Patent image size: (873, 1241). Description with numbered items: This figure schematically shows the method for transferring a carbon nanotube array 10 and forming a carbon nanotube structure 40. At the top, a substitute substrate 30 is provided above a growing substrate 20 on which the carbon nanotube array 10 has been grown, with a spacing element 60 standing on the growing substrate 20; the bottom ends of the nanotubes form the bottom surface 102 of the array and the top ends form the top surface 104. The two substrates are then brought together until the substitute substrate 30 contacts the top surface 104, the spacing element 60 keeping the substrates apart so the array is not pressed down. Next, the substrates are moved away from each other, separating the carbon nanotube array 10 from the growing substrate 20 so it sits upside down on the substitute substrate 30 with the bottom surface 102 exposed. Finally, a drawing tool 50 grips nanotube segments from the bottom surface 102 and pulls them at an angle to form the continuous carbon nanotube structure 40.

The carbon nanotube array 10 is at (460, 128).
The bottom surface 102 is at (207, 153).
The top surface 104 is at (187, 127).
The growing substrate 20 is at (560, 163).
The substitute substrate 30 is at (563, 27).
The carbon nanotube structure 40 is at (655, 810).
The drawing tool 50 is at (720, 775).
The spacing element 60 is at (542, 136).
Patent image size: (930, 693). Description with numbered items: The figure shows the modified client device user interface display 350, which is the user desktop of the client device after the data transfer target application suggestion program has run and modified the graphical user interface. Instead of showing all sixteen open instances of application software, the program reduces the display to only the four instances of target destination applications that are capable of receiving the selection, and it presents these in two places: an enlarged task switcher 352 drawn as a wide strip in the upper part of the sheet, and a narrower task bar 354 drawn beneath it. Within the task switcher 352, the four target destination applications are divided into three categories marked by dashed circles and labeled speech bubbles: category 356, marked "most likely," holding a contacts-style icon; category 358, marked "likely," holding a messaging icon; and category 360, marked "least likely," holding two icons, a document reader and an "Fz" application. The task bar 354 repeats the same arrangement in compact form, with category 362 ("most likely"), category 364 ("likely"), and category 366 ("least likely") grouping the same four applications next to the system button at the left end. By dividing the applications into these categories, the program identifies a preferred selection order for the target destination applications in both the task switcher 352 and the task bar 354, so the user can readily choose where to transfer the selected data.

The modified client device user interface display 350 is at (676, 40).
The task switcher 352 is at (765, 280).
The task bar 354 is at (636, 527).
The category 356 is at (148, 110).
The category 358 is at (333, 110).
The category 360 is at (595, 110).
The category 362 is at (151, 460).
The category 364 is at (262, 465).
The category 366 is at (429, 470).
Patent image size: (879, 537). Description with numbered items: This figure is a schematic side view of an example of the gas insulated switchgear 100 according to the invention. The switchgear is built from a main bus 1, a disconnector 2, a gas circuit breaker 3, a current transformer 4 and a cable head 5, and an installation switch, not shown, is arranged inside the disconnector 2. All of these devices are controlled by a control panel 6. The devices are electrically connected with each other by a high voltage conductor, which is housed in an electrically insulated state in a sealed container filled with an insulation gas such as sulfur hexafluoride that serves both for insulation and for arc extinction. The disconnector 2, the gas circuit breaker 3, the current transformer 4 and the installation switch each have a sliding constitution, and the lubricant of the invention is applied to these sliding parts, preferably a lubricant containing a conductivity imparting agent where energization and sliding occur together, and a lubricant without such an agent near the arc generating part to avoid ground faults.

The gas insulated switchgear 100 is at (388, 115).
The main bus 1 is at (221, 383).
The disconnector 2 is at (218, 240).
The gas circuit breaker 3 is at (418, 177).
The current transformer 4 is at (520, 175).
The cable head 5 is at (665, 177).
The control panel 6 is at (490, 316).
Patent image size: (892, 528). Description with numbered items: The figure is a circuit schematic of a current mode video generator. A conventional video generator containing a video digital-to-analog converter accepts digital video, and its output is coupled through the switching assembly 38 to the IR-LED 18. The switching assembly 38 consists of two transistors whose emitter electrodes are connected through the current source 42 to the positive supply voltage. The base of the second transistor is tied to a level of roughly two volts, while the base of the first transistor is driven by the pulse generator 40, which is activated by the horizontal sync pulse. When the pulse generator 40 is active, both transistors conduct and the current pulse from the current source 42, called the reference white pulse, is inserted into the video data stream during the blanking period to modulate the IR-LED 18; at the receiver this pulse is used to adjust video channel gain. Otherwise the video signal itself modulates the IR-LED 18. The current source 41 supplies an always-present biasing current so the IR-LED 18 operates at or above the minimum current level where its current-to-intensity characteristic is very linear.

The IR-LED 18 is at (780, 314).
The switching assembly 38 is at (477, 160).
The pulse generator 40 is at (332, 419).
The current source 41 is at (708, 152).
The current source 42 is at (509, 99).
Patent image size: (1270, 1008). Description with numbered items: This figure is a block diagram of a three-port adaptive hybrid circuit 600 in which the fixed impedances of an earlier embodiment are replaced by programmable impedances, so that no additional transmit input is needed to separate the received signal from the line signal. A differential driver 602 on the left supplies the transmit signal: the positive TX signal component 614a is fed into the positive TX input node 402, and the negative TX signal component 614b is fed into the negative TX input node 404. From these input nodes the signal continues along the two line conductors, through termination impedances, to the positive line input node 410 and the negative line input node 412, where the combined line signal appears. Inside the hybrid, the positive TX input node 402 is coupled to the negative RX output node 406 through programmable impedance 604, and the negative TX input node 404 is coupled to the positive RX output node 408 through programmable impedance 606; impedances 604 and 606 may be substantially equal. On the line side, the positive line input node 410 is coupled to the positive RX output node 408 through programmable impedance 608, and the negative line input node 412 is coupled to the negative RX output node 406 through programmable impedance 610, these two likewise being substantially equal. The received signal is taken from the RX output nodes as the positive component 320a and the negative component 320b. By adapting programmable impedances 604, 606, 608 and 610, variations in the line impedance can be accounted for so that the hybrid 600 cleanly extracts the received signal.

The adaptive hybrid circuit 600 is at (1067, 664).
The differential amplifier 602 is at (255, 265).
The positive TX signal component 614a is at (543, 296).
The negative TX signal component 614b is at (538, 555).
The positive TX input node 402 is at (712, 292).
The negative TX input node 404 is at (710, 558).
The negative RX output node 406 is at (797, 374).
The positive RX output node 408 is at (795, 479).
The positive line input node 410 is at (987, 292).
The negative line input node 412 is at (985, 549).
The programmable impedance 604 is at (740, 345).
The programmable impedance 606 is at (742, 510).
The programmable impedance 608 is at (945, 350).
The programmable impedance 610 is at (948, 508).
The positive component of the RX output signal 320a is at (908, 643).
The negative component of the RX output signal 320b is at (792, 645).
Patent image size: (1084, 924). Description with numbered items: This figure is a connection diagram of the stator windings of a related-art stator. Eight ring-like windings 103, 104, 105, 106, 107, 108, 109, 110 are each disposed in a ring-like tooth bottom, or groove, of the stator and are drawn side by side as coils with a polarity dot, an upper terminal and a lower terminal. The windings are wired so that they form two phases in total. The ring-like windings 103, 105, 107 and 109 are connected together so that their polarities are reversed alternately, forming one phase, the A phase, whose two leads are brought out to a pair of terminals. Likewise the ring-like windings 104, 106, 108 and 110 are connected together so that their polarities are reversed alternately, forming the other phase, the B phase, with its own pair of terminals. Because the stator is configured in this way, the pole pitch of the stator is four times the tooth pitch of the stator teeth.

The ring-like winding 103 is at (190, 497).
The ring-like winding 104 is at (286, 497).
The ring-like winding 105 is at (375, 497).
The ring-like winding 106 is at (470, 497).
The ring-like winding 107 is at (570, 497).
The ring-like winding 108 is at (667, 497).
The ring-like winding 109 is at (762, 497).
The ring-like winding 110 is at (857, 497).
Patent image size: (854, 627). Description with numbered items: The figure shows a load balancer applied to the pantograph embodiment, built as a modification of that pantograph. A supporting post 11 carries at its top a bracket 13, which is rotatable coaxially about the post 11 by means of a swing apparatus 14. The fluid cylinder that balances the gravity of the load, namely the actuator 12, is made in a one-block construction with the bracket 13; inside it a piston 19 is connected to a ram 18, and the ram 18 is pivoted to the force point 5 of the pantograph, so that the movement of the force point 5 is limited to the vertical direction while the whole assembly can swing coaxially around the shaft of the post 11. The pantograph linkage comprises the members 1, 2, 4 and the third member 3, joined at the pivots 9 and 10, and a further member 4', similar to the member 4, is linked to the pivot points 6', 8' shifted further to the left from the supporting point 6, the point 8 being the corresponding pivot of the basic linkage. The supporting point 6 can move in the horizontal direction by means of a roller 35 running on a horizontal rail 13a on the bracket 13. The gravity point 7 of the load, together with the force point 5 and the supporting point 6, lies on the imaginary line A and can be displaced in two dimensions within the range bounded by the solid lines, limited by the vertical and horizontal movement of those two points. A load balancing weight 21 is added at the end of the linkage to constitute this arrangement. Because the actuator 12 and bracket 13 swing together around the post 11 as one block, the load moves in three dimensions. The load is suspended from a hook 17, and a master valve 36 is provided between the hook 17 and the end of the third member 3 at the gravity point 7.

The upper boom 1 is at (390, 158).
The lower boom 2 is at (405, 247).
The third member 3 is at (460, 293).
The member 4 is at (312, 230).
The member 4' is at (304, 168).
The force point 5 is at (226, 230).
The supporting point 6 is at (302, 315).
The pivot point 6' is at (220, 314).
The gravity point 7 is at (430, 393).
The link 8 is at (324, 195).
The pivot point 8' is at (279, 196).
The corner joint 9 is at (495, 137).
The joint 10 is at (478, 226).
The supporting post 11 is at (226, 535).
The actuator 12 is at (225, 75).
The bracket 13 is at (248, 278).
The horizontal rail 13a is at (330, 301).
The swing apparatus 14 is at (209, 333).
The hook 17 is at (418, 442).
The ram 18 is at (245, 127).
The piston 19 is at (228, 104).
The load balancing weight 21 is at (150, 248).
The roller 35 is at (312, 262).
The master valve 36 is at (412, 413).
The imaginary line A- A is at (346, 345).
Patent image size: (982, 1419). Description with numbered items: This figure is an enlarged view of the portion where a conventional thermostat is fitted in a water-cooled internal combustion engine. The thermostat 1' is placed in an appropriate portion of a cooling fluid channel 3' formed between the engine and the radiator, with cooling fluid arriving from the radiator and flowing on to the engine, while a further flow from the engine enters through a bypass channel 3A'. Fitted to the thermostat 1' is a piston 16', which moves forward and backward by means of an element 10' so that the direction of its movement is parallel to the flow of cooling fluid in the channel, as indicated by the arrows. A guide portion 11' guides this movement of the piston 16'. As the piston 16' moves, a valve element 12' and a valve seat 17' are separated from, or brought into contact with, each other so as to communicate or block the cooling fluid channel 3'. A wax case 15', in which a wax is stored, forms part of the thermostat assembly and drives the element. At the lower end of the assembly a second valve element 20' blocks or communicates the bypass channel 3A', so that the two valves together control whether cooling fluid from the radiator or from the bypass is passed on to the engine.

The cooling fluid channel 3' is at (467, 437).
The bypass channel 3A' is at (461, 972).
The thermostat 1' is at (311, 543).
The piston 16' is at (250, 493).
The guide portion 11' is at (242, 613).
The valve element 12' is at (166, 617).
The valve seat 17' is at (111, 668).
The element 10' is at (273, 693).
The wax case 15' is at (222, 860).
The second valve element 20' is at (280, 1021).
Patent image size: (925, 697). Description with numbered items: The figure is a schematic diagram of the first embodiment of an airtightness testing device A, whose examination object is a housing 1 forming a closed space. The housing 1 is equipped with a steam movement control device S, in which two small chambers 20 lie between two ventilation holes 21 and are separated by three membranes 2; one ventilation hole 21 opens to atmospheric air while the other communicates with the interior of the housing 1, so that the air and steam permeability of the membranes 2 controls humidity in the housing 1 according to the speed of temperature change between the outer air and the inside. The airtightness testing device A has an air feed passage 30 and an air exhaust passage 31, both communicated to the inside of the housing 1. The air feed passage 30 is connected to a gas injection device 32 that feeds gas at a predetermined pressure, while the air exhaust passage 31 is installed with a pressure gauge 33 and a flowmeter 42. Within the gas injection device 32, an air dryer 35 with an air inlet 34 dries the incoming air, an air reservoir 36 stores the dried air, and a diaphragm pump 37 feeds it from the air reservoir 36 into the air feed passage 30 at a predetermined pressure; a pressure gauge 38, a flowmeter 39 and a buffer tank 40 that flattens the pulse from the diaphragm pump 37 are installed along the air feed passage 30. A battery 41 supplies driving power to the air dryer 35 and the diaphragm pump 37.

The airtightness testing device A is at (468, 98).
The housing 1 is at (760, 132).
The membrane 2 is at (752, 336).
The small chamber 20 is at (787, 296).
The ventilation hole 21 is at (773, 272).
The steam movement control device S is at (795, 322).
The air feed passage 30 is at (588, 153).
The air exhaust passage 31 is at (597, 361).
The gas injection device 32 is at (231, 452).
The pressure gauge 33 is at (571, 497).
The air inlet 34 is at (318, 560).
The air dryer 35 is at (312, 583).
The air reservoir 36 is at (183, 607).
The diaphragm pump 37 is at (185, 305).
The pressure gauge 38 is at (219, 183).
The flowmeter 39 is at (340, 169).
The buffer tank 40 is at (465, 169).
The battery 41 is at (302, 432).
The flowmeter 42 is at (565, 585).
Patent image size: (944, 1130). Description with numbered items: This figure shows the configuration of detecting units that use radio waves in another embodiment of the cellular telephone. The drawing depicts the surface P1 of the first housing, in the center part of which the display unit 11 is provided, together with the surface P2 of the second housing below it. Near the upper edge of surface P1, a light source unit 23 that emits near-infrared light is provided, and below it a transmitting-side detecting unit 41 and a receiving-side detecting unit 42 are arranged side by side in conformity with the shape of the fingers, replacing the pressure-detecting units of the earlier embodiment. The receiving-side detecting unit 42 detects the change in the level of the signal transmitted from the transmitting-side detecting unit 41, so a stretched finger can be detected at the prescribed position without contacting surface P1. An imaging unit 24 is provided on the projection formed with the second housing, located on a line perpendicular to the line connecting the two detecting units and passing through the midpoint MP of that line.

++++

Problem statement -> Reproduce verbatim the lines of the material from the line containing "Patent image size: (925, 697)." through the line containing "The flowmeter 42 is at (565, 585).", including both, and nothing else.

Correct answer ->
Patent image size: (925, 697). Description with numbered items: The figure is a schematic diagram of the first embodiment of an airtightness testing device A, whose examination object is a housing 1 forming a closed space. The housing 1 is equipped with a steam movement control device S, in which two small chambers 20 lie between two ventilation holes 21 and are separated by three membranes 2; one ventilation hole 21 opens to atmospheric air while the other communicates with the interior of the housing 1, so that the air and steam permeability of the membranes 2 controls humidity in the housing 1 according to the speed of temperature change between the outer air and the inside. The airtightness testing device A has an air feed passage 30 and an air exhaust passage 31, both communicated to the inside of the housing 1. The air feed passage 30 is connected to a gas injection device 32 that feeds gas at a predetermined pressure, while the air exhaust passage 31 is installed with a pressure gauge 33 and a flowmeter 42. Within the gas injection device 32, an air dryer 35 with an air inlet 34 dries the incoming air, an air reservoir 36 stores the dried air, and a diaphragm pump 37 feeds it from the air reservoir 36 into the air feed passage 30 at a predetermined pressure; a pressure gauge 38, a flowmeter 39 and a buffer tank 40 that flattens the pulse from the diaphragm pump 37 are installed along the air feed passage 30. A battery 41 supplies driving power to the air dryer 35 and the diaphragm pump 37.

The airtightness testing device A is at (468, 98).
The housing 1 is at (760, 132).
The membrane 2 is at (752, 336).
The small chamber 20 is at (787, 296).
The ventilation hole 21 is at (773, 272).
The steam movement control device S is at (795, 322).
The air feed passage 30 is at (588, 153).
The air exhaust passage 31 is at (597, 361).
The gas injection device 32 is at (231, 452).
The pressure gauge 33 is at (571, 497).
The air inlet 34 is at (318, 560).
The air dryer 35 is at (312, 583).
The air reservoir 36 is at (183, 607).
The diaphragm pump 37 is at (185, 305).
The pressure gauge 38 is at (219, 183).
The flowmeter 39 is at (340, 169).
The buffer tank 40 is at (465, 169).
The battery 41 is at (302, 432).
The flowmeter 42 is at (565, 585).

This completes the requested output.